- [Directions for this task]: Of the lines in this listing, how many contain the word "content"? Give the number and nothing else.

- [Information supplied]:

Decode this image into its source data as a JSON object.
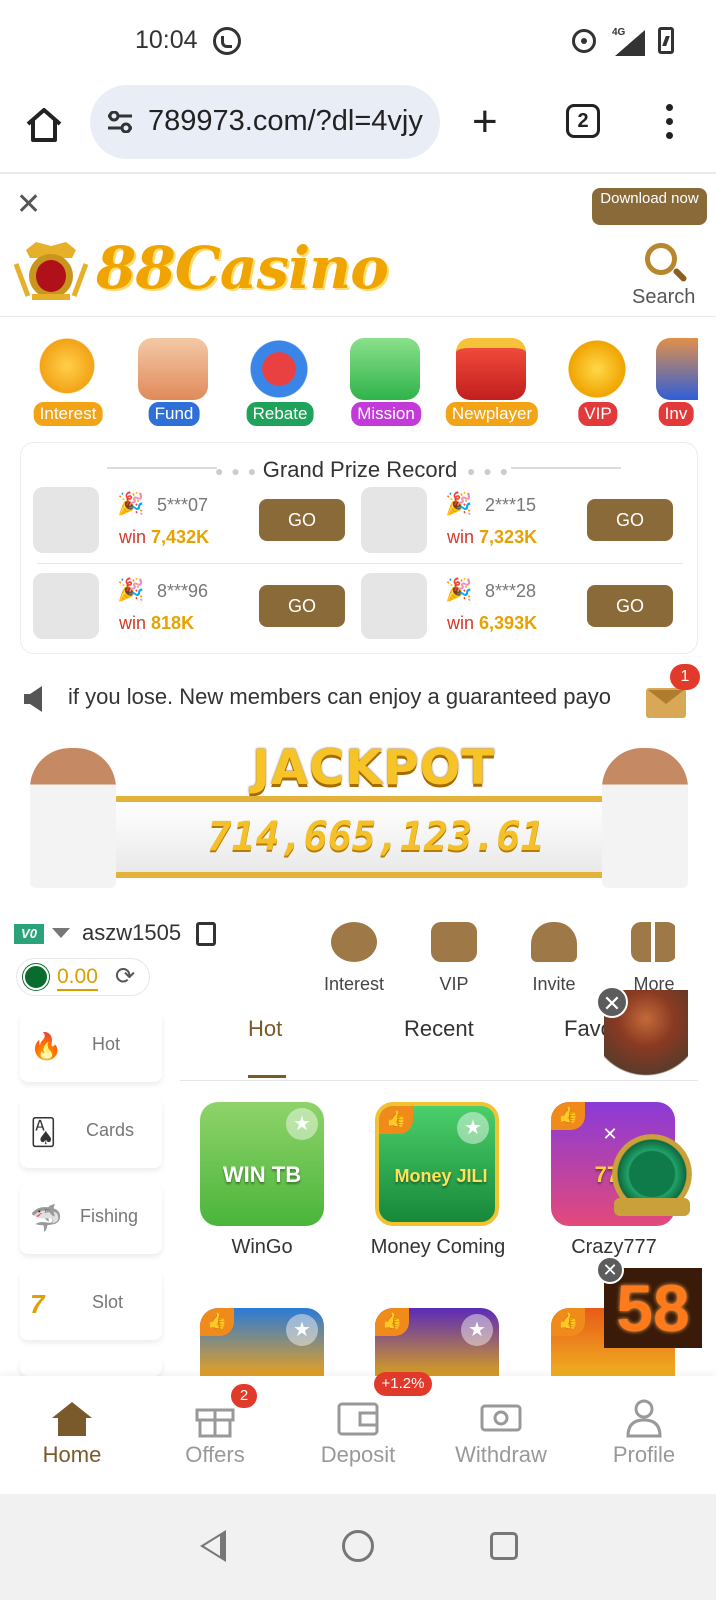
{
  "status_bar": {
    "time": "10:04",
    "network": "4G"
  },
  "browser": {
    "url": "789973.com/?dl=4vjy",
    "tab_count": "2"
  },
  "download_banner": {
    "button": "Download now"
  },
  "header": {
    "logo": "88Casino",
    "search_label": "Search"
  },
  "categories": [
    {
      "label": "Interest",
      "color": "#f3a316"
    },
    {
      "label": "Fund",
      "color": "#2f6fd8"
    },
    {
      "label": "Rebate",
      "color": "#1fa35a"
    },
    {
      "label": "Mission",
      "color": "#c23ad8"
    },
    {
      "label": "Newplayer",
      "color": "#f3a316"
    },
    {
      "label": "VIP",
      "color": "#e23a3a"
    },
    {
      "label": "Inv",
      "color": "#e23a3a"
    }
  ],
  "grand_prize": {
    "title": "Grand Prize Record",
    "entries": [
      {
        "user": "5***07",
        "win_prefix": "win",
        "amount": "7,432K",
        "button": "GO"
      },
      {
        "user": "2***15",
        "win_prefix": "win",
        "amount": "7,323K",
        "button": "GO"
      },
      {
        "user": "8***96",
        "win_prefix": "win",
        "amount": "818K",
        "button": "GO"
      },
      {
        "user": "8***28",
        "win_prefix": "win",
        "amount": "6,393K",
        "button": "GO"
      }
    ]
  },
  "marquee": {
    "text": "if you lose.   New members can enjoy a guaranteed payo",
    "mail_badge": "1"
  },
  "jackpot": {
    "title": "JACKPOT",
    "amount": "714,665,123.61"
  },
  "account": {
    "vip_level": "V0",
    "username": "aszw1505",
    "balance": "0.00"
  },
  "quick_actions": [
    {
      "label": "Interest"
    },
    {
      "label": "VIP"
    },
    {
      "label": "Invite"
    },
    {
      "label": "More"
    }
  ],
  "side_menu": [
    {
      "label": "Hot",
      "icon": "🔥"
    },
    {
      "label": "Cards",
      "icon": "🂡"
    },
    {
      "label": "Fishing",
      "icon": "🦈"
    },
    {
      "label": "Slot",
      "icon": "7"
    }
  ],
  "game_tabs": [
    {
      "label": "Hot"
    },
    {
      "label": "Recent"
    },
    {
      "label": "Favo"
    }
  ],
  "games": [
    {
      "name": "WinGo",
      "art": "WIN TB"
    },
    {
      "name": "Money Coming",
      "art": "Money JILI"
    },
    {
      "name": "Crazy777",
      "art": "777"
    }
  ],
  "floating": {
    "number_widget": "58"
  },
  "bottom_nav": [
    {
      "label": "Home"
    },
    {
      "label": "Offers",
      "badge": "2"
    },
    {
      "label": "Deposit",
      "badge": "+1.2%"
    },
    {
      "label": "Withdraw"
    },
    {
      "label": "Profile"
    }
  ]
}
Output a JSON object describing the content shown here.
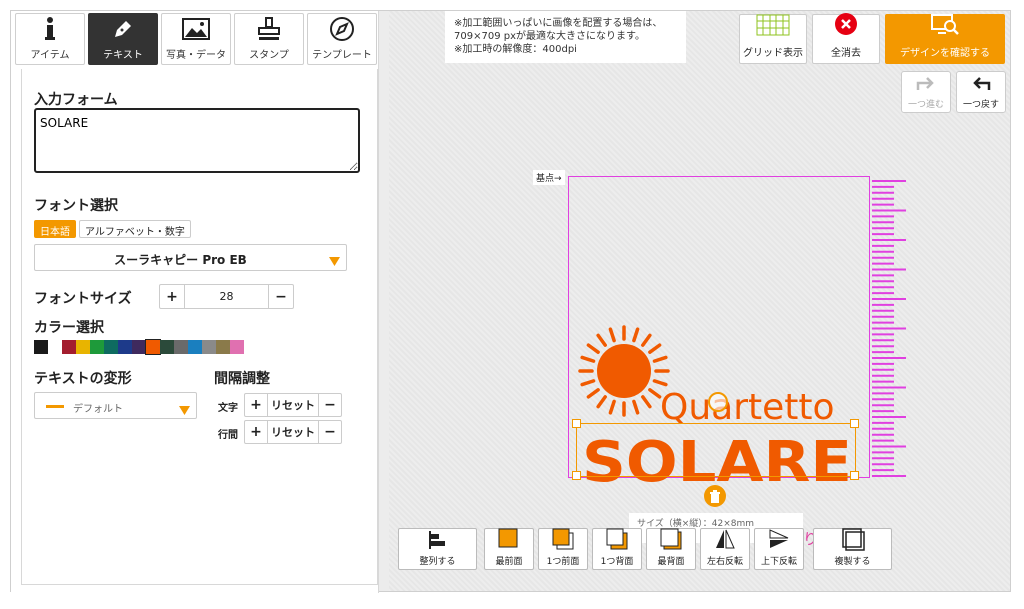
{
  "tabs": [
    {
      "label": "アイテム",
      "icon": "info-icon"
    },
    {
      "label": "テキスト",
      "icon": "pen-icon"
    },
    {
      "label": "写真・データ",
      "icon": "image-icon"
    },
    {
      "label": "スタンプ",
      "icon": "stamp-icon"
    },
    {
      "label": "テンプレート",
      "icon": "compass-icon"
    }
  ],
  "form": {
    "input_title": "入力フォーム",
    "input_value": "SOLARE",
    "font_title": "フォント選択",
    "font_tabs": [
      "日本語",
      "アルファベット・数字"
    ],
    "font_selected": "スーラキャピー Pro EB",
    "size_title": "フォントサイズ",
    "size_value": "28",
    "color_title": "カラー選択",
    "colors": [
      "#1a1a1a",
      "#ffffff",
      "#a31d2e",
      "#e8b400",
      "#1e9a3a",
      "#0e6b60",
      "#1d3a8a",
      "#3f2a5e",
      "#f05a00",
      "#2b4a3a",
      "#6a6a6a",
      "#1a7fbf",
      "#8a8a8a",
      "#8a7a4a",
      "#e070b0"
    ],
    "transform_title": "テキストの変形",
    "transform_value": "デフォルト",
    "spacing_title": "間隔調整",
    "char_label": "文字",
    "line_label": "行間",
    "reset_label": "リセット"
  },
  "notice": [
    "※加工範囲いっぱいに画像を配置する場合は、",
    "709×709 pxが最適な大きさになります。",
    "※加工時の解像度：400dpi"
  ],
  "toolbar": {
    "grid": "グリッド表示",
    "clear": "全消去",
    "confirm": "デザインを確認する",
    "redo": "一つ進む",
    "undo": "一つ戻す"
  },
  "canvas": {
    "origin": "基点→",
    "logo_top": "Quartetto",
    "logo_main": "SOLARE",
    "size_info": "サイズ（横×縦）：42×8mm",
    "pink_text": "ります。"
  },
  "bottom": [
    "整列する",
    "最前面",
    "1つ前面",
    "1つ背面",
    "最背面",
    "左右反転",
    "上下反転",
    "複製する"
  ],
  "accent": "#f39800",
  "guide": "#e040e0"
}
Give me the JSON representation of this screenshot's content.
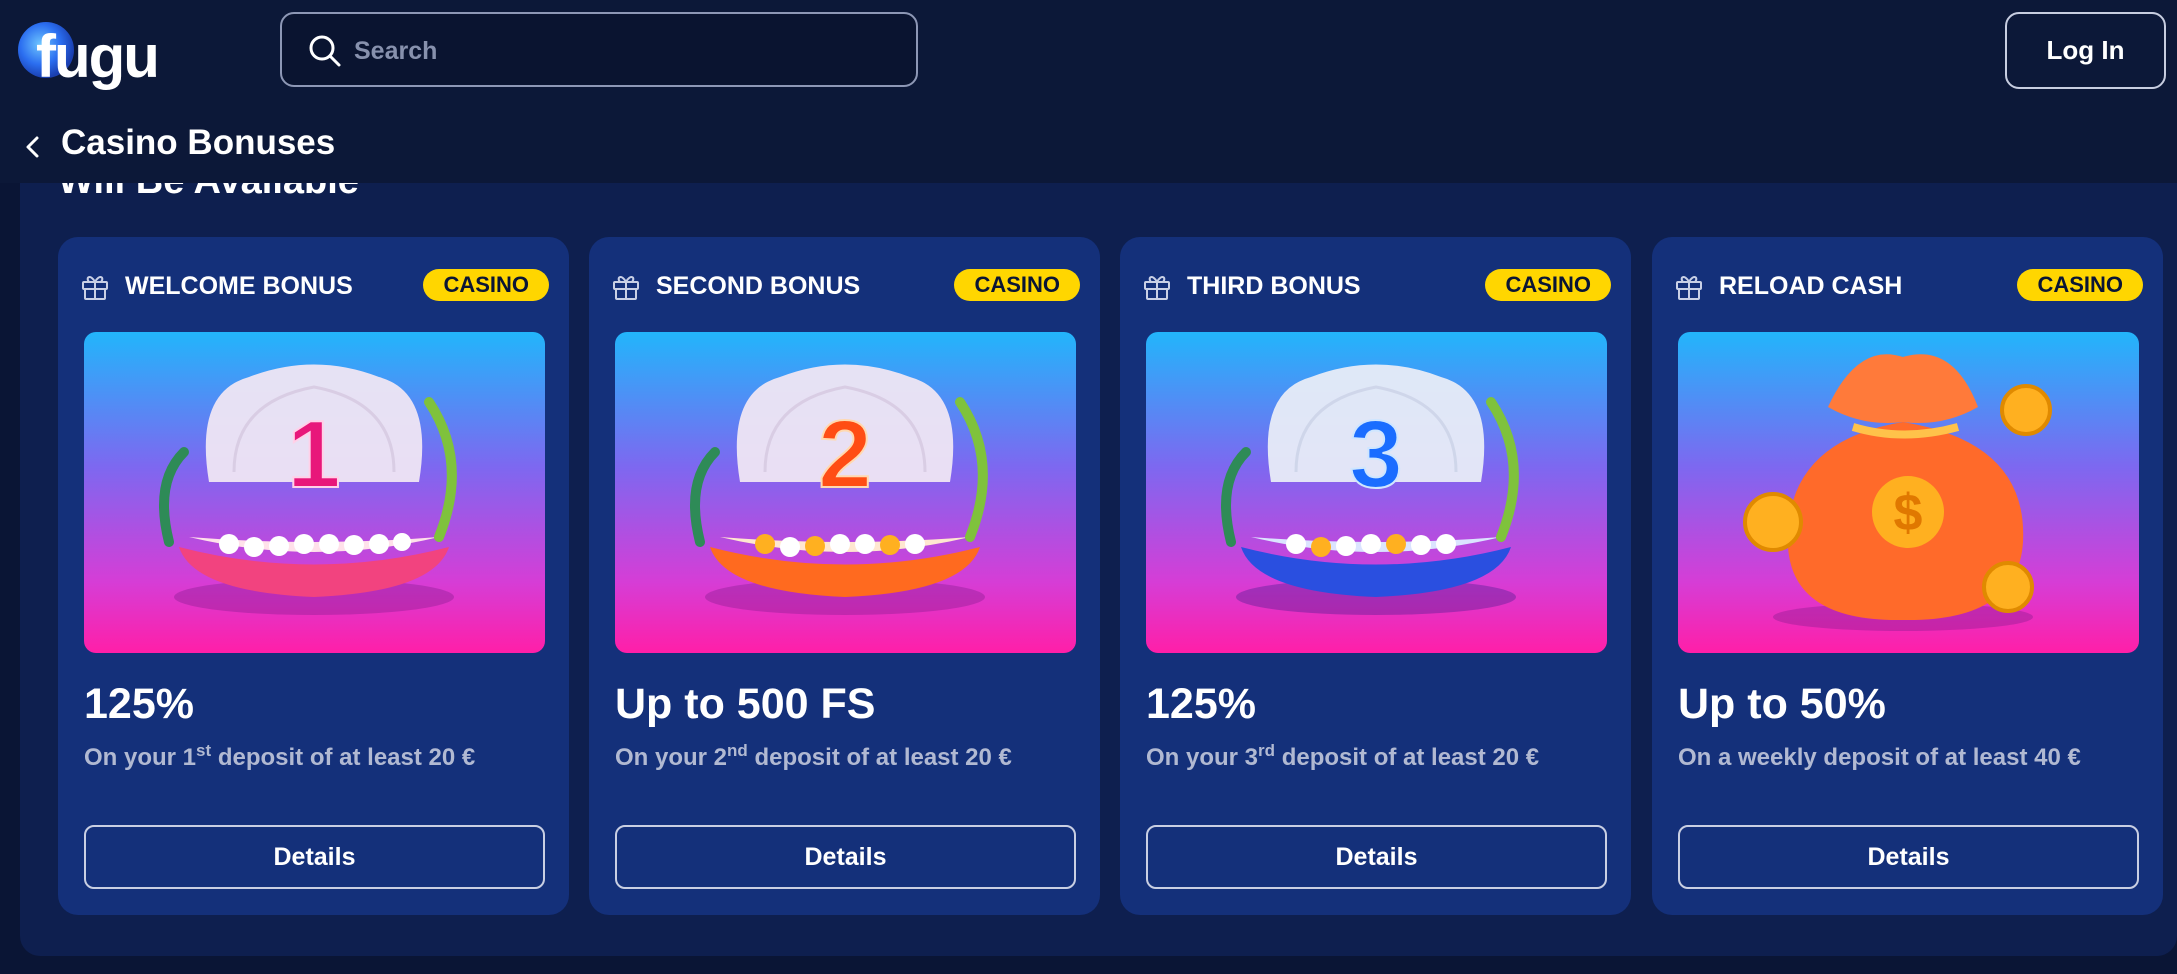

- [Solution to this problem]: 2